▸ **WHAT THE EXERCISE ASKS**
Look at the entries below and reproduce them exactly.

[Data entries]
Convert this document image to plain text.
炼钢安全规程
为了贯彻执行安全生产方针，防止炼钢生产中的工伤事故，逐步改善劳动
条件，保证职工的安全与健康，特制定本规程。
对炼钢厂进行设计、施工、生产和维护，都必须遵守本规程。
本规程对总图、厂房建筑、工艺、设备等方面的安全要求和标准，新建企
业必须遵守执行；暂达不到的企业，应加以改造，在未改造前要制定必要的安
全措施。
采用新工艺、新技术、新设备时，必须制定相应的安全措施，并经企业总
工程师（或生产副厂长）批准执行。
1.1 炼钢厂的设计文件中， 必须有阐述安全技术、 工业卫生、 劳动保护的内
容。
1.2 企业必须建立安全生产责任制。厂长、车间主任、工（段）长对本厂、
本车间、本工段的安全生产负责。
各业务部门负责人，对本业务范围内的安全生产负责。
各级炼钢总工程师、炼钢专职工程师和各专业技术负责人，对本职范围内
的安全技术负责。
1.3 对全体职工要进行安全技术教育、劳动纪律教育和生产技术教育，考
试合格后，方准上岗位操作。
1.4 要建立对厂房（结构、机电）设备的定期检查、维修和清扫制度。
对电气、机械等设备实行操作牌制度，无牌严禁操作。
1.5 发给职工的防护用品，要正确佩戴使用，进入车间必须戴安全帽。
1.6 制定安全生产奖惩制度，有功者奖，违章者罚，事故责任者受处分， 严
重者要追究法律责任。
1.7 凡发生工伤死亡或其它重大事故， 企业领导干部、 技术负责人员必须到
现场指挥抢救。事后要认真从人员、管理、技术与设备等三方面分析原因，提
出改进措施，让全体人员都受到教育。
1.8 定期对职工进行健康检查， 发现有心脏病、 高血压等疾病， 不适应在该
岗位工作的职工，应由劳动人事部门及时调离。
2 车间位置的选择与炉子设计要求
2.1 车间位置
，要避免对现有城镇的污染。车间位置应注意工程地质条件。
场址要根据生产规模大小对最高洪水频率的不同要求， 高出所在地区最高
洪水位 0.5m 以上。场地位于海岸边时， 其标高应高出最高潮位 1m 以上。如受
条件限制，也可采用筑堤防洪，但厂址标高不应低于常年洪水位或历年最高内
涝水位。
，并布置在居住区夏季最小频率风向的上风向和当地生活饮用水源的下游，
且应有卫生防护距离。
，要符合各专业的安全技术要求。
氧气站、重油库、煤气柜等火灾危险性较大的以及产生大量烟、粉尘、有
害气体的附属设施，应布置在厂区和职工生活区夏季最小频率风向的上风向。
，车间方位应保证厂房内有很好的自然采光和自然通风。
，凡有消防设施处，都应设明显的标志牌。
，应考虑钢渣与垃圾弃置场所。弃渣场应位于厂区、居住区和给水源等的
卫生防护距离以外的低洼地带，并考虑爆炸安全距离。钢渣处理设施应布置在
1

▸ **ANSWER IN FULL**
Convert this document image to plain text.
炼钢安全规程
为了贯彻执行安全生产方针，防止炼钢生产中的工伤事故，逐步改善劳动
条件，保证职工的安全与健康，特制定本规程。
对炼钢厂进行设计、施工、生产和维护，都必须遵守本规程。
本规程对总图、厂房建筑、工艺、设备等方面的安全要求和标准，新建企
业必须遵守执行；暂达不到的企业，应加以改造，在未改造前要制定必要的安
全措施。
采用新工艺、新技术、新设备时，必须制定相应的安全措施，并经企业总
工程师（或生产副厂长）批准执行。
1.1 炼钢厂的设计文件中， 必须有阐述安全技术、 工业卫生、 劳动保护的内
容。
1.2 企业必须建立安全生产责任制。厂长、车间主任、工（段）长对本厂、
本车间、本工段的安全生产负责。
各业务部门负责人，对本业务范围内的安全生产负责。
各级炼钢总工程师、炼钢专职工程师和各专业技术负责人，对本职范围内
的安全技术负责。
1.3 对全体职工要进行安全技术教育、劳动纪律教育和生产技术教育，考
试合格后，方准上岗位操作。
1.4 要建立对厂房（结构、机电）设备的定期检查、维修和清扫制度。
对电气、机械等设备实行操作牌制度，无牌严禁操作。
1.5 发给职工的防护用品，要正确佩戴使用，进入车间必须戴安全帽。
1.6 制定安全生产奖惩制度，有功者奖，违章者罚，事故责任者受处分， 严
重者要追究法律责任。
1.7 凡发生工伤死亡或其它重大事故， 企业领导干部、 技术负责人员必须到
现场指挥抢救。事后要认真从人员、管理、技术与设备等三方面分析原因，提
出改进措施，让全体人员都受到教育。
1.8 定期对职工进行健康检查， 发现有心脏病、 高血压等疾病， 不适应在该
岗位工作的职工，应由劳动人事部门及时调离。
2 车间位置的选择与炉子设计要求
2.1 车间位置
，要避免对现有城镇的污染。车间位置应注意工程地质条件。
场址要根据生产规模大小对最高洪水频率的不同要求， 高出所在地区最高
洪水位 0.5m 以上。场地位于海岸边时， 其标高应高出最高潮位 1m 以上。如受
条件限制，也可采用筑堤防洪，但厂址标高不应低于常年洪水位或历年最高内
涝水位。
，并布置在居住区夏季最小频率风向的上风向和当地生活饮用水源的下游，
且应有卫生防护距离。
，要符合各专业的安全技术要求。
氧气站、重油库、煤气柜等火灾危险性较大的以及产生大量烟、粉尘、有
害气体的附属设施，应布置在厂区和职工生活区夏季最小频率风向的上风向。
，车间方位应保证厂房内有很好的自然采光和自然通风。
，凡有消防设施处，都应设明显的标志牌。
，应考虑钢渣与垃圾弃置场所。弃渣场应位于厂区、居住区和给水源等的
卫生防护距离以外的低洼地带，并考虑爆炸安全距离。钢渣处理设施应布置在
1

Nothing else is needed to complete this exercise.